### WORK REQUIRED
Look for the string "quatre" in every line, and copy each line that has it.

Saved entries
— START —
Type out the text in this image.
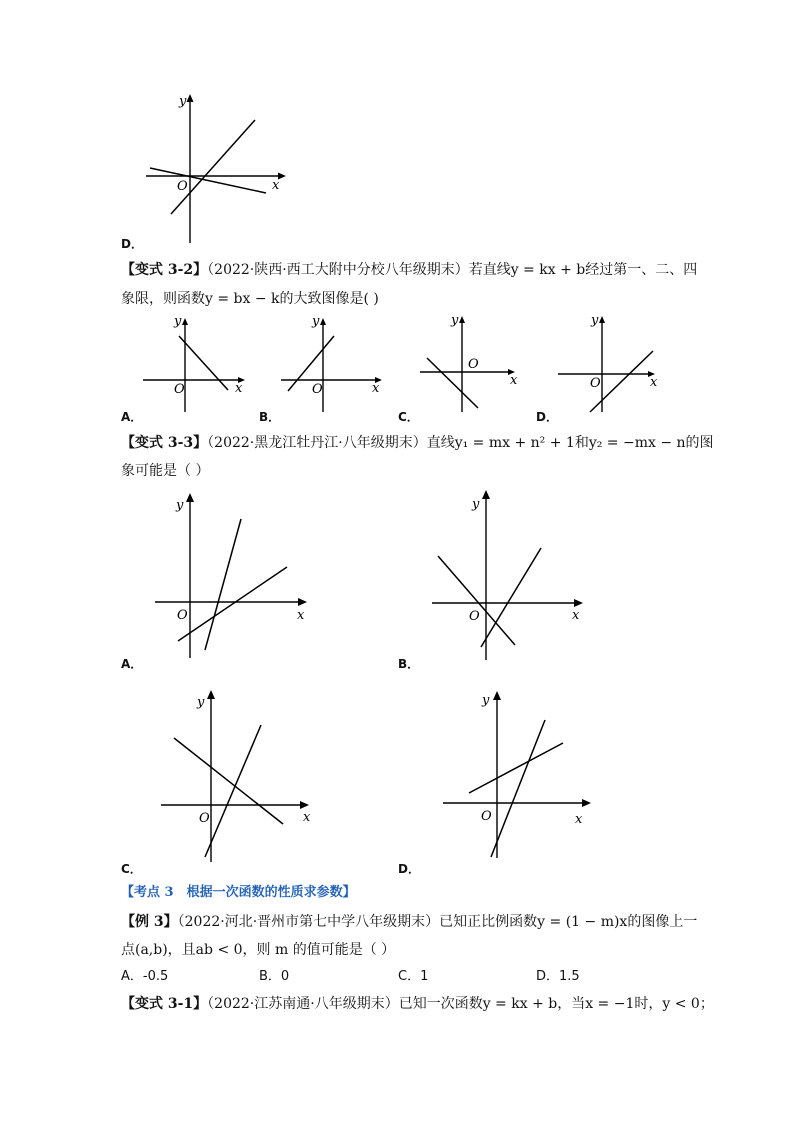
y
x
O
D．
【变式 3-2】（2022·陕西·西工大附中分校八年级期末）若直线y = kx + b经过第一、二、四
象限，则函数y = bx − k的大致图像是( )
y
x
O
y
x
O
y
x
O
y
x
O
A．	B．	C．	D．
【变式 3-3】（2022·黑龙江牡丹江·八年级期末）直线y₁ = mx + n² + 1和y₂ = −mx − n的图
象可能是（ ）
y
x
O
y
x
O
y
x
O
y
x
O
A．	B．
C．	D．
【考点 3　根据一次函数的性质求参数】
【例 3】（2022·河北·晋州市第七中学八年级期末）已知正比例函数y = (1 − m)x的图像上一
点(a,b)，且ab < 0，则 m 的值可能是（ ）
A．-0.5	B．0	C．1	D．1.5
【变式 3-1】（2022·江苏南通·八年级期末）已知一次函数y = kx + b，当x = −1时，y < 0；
— END —
— START —
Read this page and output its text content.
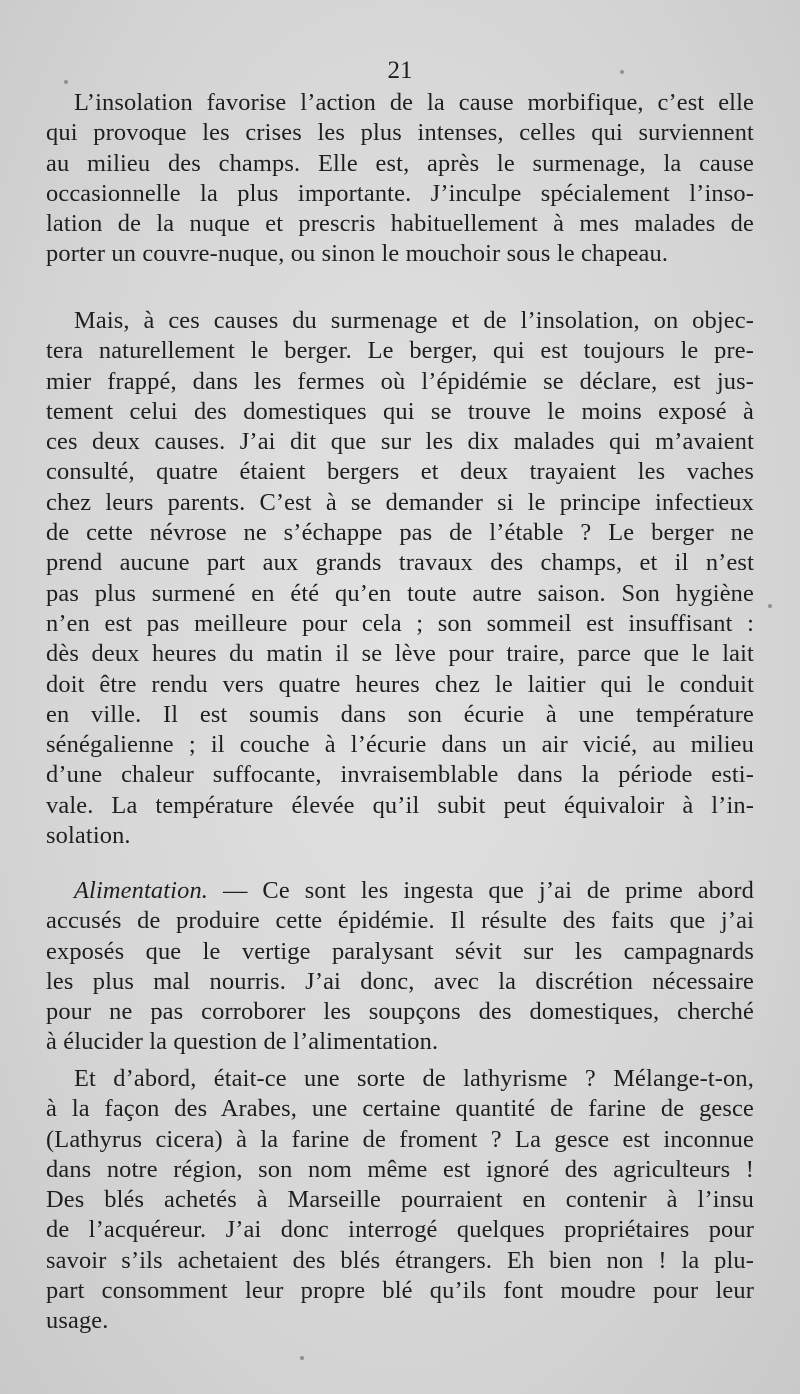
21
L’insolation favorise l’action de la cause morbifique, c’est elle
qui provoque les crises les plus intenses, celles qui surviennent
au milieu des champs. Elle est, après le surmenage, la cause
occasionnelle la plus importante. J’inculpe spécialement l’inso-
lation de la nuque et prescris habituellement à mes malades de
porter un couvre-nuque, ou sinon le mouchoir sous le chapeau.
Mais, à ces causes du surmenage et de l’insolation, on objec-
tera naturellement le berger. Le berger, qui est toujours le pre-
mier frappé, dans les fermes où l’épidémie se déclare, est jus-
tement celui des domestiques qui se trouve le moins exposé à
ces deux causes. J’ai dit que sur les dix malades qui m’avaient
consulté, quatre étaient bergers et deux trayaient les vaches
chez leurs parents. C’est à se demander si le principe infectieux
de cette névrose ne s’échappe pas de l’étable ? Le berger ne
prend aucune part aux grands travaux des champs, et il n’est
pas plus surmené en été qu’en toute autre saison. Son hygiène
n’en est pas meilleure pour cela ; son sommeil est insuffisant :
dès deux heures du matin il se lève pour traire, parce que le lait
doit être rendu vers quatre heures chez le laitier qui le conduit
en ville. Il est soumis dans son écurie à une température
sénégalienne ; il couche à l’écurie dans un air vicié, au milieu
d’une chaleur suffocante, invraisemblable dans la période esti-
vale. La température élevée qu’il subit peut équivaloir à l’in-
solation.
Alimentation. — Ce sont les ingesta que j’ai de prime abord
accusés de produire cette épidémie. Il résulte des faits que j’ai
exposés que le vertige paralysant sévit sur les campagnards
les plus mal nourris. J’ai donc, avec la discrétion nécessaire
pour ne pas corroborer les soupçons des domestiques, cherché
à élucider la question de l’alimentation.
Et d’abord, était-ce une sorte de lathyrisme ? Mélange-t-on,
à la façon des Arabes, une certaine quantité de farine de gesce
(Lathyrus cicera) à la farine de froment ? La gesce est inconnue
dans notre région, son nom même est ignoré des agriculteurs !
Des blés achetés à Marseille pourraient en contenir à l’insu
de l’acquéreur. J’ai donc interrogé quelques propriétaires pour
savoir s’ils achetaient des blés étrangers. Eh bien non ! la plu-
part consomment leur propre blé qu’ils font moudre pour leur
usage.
— END —
— START —
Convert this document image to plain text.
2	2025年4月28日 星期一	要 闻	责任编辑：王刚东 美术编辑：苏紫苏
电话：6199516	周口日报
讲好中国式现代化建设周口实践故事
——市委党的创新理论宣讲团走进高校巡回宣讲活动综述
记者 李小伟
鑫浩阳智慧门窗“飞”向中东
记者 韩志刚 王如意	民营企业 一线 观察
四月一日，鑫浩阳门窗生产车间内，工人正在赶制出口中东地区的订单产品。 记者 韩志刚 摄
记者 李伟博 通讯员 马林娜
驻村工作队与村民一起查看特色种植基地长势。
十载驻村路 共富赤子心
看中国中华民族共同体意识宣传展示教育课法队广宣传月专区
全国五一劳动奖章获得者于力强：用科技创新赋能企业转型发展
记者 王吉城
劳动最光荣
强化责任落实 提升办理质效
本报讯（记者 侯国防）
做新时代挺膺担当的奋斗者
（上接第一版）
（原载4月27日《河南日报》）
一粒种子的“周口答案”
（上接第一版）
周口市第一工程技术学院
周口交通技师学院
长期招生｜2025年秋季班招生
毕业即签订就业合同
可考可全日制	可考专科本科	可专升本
— END —
### SOLUTION TO THIS PROBLEM
consulté, quatre étaient bergers et deux trayaient les vaches
doit être rendu vers quatre heures chez le laitier qui le conduit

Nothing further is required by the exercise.